State how many lines of the entries hold the string "водстве", and nothing more.
* START *
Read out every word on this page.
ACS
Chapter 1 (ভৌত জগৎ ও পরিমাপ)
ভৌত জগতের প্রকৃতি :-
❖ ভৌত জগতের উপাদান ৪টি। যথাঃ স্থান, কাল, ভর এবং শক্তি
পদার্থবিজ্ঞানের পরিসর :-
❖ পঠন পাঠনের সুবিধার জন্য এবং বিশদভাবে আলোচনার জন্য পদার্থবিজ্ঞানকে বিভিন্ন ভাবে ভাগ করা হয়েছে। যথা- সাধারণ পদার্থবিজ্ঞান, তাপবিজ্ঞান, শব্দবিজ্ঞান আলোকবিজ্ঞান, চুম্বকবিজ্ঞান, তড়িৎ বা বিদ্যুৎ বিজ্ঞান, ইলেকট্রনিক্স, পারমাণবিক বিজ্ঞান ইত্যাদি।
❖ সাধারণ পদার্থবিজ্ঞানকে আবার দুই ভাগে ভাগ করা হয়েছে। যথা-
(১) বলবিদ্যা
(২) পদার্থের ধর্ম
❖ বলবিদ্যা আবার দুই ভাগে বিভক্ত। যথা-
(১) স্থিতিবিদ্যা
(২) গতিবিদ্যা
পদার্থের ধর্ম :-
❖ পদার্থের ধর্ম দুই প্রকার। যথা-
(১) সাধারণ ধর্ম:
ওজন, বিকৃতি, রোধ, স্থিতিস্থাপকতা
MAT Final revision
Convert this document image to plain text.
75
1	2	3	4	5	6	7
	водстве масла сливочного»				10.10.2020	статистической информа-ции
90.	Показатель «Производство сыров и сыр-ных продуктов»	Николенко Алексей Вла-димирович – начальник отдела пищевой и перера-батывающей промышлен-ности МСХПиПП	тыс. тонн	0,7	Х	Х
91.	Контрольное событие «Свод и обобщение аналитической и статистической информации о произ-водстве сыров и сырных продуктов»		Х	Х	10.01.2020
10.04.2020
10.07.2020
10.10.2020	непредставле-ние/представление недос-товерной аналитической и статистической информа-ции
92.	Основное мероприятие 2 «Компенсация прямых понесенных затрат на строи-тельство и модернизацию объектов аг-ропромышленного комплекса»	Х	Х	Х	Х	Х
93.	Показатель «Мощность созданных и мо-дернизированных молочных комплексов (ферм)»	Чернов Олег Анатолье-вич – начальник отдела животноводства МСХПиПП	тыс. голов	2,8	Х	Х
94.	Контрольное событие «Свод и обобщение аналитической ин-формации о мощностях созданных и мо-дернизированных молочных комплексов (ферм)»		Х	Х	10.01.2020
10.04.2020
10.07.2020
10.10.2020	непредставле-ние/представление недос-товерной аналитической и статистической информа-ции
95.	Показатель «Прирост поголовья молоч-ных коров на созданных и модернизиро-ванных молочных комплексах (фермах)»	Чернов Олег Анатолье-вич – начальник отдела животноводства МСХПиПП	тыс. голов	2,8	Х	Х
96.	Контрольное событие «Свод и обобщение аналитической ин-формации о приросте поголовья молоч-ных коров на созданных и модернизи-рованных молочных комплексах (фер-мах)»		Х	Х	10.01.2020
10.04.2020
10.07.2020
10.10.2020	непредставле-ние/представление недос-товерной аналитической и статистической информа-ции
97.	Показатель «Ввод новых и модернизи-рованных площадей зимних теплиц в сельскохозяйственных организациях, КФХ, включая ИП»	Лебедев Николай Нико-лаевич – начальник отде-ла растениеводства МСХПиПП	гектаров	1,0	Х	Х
* END *
◆ **SOLUTION TO THIS PROBLEM**
2